Collected data
## Start
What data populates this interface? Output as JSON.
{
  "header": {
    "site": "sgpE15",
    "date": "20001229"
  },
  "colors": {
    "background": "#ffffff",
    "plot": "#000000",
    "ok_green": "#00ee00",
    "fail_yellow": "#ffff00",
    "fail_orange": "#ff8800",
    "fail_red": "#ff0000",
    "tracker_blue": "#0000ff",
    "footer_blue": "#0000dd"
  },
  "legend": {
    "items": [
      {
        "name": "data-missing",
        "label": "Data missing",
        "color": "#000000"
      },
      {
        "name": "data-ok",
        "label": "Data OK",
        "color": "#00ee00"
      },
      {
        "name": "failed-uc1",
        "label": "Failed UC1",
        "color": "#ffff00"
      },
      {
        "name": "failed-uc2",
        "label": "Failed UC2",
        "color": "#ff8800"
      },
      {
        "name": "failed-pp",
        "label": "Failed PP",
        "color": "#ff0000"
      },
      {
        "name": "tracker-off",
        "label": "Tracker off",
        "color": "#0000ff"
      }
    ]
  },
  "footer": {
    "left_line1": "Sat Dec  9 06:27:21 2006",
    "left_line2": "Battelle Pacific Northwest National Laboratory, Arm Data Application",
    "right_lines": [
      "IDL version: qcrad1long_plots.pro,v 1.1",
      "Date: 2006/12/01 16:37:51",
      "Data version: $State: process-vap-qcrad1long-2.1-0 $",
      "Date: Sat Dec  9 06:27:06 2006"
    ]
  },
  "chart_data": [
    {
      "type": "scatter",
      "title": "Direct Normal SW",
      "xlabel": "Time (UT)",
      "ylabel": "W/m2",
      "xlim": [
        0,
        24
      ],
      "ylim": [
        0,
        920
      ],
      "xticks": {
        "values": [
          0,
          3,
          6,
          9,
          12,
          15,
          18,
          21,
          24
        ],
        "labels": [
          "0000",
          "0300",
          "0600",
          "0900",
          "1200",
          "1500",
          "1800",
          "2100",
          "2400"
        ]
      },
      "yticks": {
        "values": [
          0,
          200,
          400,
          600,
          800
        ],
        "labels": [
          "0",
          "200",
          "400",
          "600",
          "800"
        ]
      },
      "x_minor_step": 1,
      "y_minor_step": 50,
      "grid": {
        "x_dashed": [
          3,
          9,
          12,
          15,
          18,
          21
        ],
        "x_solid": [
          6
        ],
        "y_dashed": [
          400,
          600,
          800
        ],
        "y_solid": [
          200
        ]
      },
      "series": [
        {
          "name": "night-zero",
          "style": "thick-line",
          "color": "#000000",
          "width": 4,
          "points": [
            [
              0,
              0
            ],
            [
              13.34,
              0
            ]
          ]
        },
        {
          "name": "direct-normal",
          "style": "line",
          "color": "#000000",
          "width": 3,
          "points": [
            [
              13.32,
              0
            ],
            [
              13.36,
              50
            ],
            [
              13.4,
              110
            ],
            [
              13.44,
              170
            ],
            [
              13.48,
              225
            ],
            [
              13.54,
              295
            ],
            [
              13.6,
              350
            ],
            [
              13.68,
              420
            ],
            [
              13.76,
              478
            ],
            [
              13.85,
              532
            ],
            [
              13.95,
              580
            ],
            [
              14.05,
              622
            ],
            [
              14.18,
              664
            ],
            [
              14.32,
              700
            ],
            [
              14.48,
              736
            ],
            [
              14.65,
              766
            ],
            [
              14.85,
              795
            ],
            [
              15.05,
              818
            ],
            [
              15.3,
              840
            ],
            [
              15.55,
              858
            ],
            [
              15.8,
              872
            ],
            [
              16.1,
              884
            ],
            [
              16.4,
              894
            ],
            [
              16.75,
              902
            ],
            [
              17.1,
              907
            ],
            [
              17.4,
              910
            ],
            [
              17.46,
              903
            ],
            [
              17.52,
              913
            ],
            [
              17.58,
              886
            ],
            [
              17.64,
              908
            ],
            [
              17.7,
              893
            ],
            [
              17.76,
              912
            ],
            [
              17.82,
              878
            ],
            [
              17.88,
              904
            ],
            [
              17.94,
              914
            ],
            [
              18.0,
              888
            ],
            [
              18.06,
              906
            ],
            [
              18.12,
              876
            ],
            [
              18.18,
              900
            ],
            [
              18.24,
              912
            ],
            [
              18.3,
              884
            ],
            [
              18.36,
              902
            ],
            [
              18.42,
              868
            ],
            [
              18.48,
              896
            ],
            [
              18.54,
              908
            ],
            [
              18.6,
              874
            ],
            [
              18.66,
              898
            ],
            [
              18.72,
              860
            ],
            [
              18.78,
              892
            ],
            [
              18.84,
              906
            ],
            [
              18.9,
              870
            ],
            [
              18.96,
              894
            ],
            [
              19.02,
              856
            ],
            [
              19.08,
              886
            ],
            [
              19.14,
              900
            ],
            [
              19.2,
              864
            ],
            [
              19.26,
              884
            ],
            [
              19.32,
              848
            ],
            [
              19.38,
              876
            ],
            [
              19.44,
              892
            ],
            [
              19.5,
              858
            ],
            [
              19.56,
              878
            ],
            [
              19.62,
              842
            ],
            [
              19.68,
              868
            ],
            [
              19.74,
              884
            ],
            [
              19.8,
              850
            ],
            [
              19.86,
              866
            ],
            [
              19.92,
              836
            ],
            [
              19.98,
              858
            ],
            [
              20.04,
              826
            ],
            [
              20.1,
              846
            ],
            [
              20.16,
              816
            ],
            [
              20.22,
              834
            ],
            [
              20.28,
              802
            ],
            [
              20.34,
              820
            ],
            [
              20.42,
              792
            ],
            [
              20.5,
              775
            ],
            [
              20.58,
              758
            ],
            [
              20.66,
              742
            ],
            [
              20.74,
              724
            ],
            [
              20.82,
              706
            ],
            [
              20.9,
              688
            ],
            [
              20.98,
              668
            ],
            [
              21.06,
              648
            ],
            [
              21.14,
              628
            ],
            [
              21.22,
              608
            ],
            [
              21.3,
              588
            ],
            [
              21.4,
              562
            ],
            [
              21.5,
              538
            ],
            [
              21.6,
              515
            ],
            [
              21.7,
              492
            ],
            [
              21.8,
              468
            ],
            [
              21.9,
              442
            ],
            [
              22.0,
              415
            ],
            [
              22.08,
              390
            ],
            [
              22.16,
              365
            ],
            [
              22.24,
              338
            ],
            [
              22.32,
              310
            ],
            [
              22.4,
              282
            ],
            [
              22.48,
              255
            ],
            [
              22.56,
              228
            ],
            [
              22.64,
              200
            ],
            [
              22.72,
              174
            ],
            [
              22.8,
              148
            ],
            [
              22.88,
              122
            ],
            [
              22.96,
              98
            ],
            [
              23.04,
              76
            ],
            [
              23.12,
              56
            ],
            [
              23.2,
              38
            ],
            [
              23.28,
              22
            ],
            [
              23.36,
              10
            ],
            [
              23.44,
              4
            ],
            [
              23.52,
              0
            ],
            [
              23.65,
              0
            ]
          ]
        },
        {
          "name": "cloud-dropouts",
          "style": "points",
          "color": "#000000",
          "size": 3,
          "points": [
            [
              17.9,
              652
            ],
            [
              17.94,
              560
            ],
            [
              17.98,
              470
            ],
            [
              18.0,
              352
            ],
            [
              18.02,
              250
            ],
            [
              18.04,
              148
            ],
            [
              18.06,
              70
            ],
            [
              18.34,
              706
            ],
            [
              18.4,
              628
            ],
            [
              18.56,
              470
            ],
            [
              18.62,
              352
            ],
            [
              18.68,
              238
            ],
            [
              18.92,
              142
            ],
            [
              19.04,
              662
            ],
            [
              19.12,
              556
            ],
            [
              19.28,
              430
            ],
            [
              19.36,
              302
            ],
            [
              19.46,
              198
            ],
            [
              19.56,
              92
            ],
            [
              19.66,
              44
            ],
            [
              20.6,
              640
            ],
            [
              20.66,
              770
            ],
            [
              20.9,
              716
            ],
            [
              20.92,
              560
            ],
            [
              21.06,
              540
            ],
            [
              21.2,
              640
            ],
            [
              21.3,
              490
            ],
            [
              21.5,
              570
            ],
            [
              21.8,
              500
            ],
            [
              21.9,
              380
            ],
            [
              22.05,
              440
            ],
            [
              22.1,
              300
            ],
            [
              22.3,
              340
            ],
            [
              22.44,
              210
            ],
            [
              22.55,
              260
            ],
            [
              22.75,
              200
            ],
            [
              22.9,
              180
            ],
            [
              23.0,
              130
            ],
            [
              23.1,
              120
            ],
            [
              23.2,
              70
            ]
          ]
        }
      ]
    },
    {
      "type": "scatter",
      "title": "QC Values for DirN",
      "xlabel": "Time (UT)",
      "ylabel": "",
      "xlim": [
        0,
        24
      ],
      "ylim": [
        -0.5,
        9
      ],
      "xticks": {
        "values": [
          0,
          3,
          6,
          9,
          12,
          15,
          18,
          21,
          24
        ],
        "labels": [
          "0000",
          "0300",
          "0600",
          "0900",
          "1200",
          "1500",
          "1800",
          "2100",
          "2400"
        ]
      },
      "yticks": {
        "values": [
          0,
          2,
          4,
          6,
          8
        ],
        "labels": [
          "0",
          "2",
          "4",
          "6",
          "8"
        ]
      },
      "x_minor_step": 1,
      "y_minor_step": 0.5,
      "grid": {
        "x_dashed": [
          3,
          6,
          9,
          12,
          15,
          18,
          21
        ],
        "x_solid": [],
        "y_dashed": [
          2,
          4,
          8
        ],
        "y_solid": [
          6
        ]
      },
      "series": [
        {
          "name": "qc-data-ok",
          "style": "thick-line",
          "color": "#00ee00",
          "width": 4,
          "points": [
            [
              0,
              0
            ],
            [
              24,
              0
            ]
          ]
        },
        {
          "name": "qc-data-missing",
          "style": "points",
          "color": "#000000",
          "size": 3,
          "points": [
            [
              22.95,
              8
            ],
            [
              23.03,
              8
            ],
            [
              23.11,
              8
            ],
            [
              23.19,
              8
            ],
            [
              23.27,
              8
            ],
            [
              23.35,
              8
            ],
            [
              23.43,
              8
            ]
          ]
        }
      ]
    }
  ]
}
## End
**Task requirements:**
Lines that include the word "version" are to be extracted from the data above.

**Answer to this task:**
      "IDL version: qcrad1long_plots.pro,v 1.1",
      "Data version: $State: process-vap-qcrad1long-2.1-0 $",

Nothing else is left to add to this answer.